- SHORT EXERCISE
Find all lines in the records that include the word "source", and copy them out.

- GIVEN RECORDS
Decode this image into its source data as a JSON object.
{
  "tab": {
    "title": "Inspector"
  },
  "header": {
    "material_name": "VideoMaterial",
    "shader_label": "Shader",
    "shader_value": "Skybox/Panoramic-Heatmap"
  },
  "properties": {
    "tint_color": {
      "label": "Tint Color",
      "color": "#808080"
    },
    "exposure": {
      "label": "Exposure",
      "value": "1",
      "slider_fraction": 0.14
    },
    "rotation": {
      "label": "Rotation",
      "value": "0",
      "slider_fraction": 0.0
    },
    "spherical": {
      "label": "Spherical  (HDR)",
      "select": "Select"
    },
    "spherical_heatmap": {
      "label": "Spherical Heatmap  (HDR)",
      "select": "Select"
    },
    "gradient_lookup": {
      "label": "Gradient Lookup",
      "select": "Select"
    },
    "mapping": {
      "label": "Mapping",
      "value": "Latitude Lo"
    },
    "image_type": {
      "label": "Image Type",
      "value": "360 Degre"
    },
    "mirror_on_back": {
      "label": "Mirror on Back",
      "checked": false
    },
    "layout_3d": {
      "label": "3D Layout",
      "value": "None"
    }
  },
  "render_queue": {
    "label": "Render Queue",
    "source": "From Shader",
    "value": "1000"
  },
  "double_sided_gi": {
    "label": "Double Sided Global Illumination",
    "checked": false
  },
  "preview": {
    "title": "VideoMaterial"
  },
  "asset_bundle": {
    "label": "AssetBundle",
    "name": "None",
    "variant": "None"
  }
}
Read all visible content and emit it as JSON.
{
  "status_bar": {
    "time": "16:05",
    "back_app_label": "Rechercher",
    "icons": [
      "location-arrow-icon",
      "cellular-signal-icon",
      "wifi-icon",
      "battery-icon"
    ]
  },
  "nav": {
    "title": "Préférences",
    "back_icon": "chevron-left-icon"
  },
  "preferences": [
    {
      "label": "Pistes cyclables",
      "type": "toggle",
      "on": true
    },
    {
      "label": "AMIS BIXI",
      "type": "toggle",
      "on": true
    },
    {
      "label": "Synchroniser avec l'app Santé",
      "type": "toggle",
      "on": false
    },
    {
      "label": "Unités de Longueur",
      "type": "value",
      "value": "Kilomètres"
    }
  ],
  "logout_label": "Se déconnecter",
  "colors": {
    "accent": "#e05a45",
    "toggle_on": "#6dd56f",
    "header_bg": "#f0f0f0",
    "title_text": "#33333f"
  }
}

- RESPONSE TO THIS TASK
Decode this image into its source data as a JSON object.
    "source": "From Shader",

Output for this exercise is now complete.